▶ **YOUR OBJECTIVE**: Bring together all lines of the material below that contain the string "JSON".
═════ LISTED ENTRIES
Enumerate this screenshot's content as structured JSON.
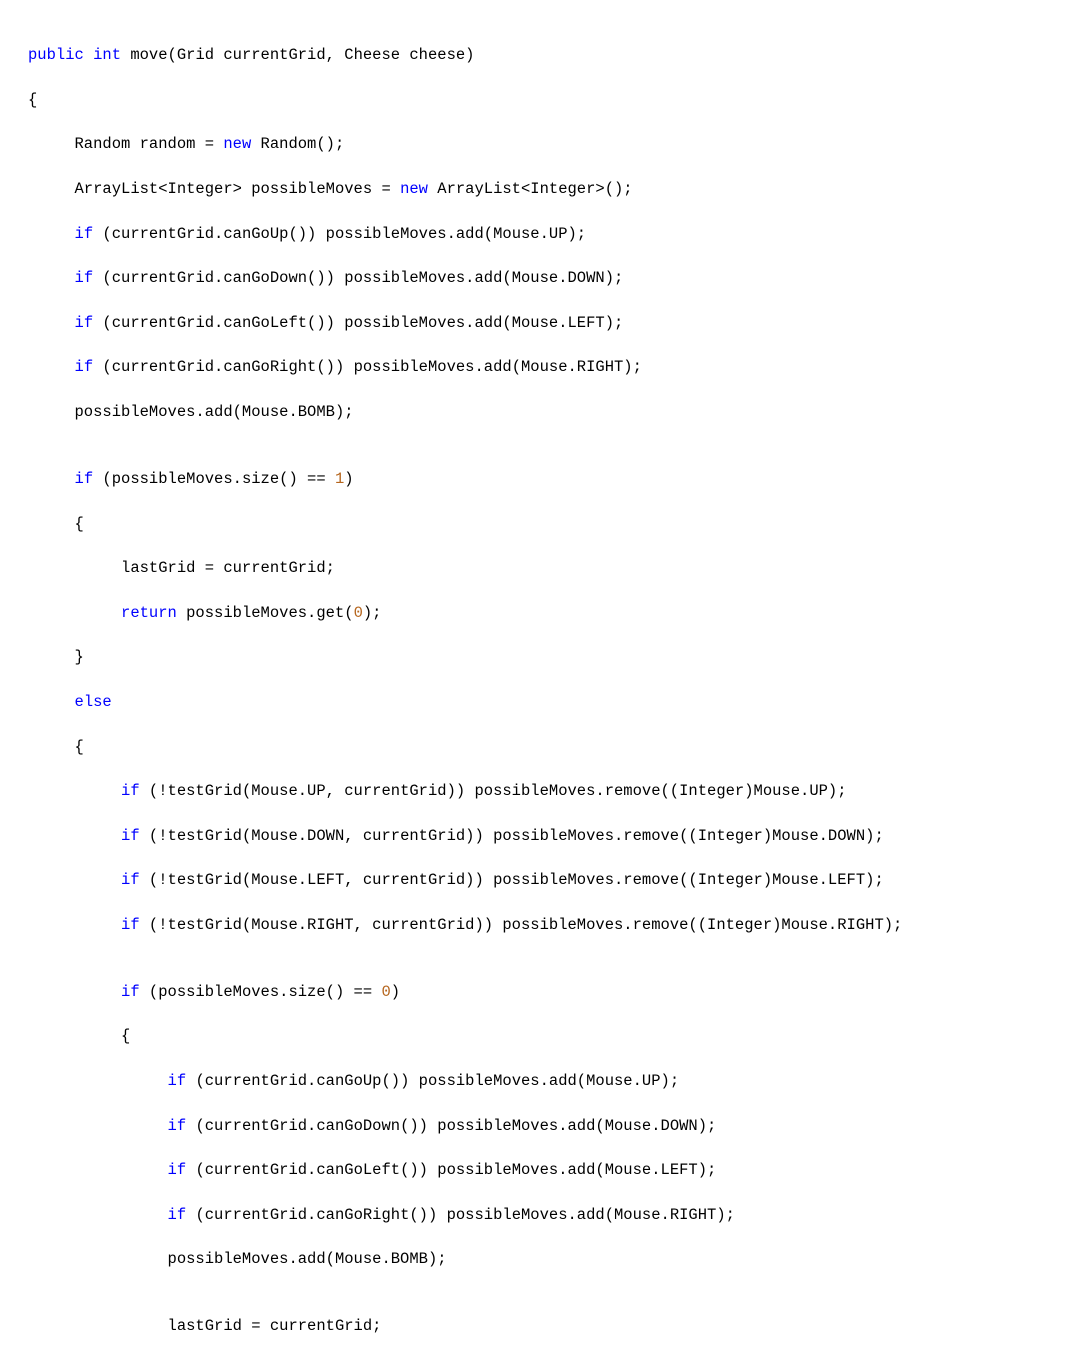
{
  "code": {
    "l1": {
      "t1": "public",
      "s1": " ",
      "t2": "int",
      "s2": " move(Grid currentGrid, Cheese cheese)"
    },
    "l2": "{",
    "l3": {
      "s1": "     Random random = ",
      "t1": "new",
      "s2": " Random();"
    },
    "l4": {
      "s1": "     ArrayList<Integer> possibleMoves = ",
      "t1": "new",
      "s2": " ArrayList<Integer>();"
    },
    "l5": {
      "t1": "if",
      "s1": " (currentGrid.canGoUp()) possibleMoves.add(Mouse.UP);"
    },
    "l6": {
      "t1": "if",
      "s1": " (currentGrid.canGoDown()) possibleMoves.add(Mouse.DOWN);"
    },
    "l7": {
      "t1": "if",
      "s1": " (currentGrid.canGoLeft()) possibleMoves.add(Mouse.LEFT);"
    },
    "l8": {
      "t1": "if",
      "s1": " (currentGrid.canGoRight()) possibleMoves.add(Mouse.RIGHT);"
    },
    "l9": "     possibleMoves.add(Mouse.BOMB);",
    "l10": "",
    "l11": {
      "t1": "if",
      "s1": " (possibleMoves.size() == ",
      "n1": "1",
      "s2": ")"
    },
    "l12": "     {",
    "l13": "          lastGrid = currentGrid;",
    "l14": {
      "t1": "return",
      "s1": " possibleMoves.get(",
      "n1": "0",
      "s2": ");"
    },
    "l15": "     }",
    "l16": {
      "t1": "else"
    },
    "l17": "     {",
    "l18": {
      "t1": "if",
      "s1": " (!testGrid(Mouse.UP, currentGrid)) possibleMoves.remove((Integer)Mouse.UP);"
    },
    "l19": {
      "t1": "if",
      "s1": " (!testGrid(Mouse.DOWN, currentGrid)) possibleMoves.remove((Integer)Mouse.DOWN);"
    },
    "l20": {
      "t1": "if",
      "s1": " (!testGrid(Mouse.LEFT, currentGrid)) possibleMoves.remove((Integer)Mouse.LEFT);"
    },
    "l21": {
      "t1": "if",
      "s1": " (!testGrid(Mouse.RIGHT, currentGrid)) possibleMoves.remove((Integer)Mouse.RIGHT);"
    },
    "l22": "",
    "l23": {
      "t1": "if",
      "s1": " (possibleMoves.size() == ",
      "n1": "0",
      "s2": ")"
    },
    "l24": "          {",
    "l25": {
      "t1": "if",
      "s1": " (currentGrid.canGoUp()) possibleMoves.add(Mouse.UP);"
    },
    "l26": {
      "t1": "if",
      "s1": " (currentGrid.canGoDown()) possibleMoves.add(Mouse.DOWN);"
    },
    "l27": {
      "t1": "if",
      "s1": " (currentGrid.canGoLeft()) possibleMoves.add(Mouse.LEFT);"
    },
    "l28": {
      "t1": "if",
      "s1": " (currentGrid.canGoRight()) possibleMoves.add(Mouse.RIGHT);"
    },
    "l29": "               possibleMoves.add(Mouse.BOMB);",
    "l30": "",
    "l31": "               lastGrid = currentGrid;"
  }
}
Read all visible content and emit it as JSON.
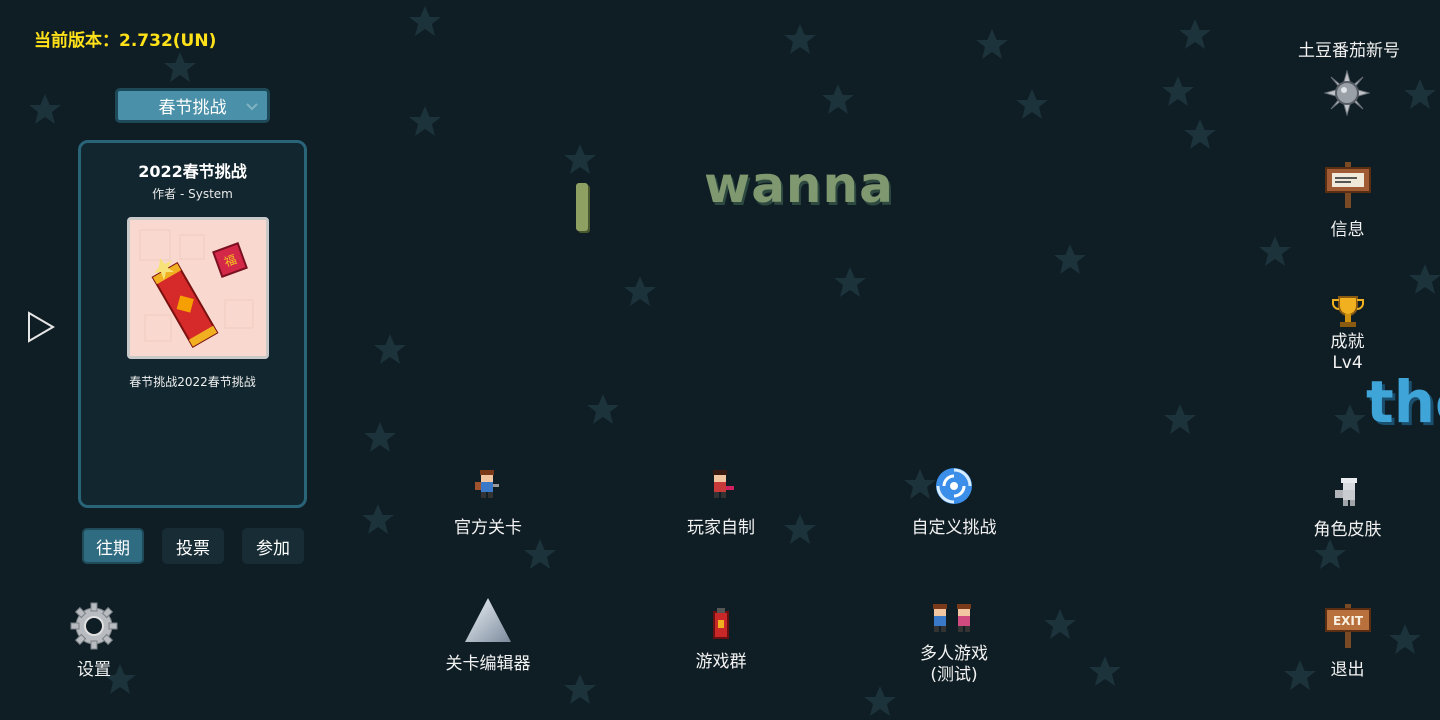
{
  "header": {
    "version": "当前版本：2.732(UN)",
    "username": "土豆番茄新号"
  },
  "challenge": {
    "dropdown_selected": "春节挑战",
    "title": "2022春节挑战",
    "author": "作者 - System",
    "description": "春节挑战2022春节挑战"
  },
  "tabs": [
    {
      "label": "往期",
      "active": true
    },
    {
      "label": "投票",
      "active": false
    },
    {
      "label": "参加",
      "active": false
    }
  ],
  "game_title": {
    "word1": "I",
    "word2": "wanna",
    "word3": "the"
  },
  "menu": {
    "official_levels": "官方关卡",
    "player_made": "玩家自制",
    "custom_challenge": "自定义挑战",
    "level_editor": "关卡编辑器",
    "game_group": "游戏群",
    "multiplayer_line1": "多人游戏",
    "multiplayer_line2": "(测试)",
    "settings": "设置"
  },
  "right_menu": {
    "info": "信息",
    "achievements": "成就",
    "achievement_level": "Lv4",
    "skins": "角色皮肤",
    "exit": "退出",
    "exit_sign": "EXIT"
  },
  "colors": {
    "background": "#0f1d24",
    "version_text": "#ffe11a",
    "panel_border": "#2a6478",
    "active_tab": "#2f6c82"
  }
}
══════════
▶ **SOLUTION FOR THIS TASK**:
Enumerate this screenshot's content as structured JSON.
Read all visible content and emit it as JSON.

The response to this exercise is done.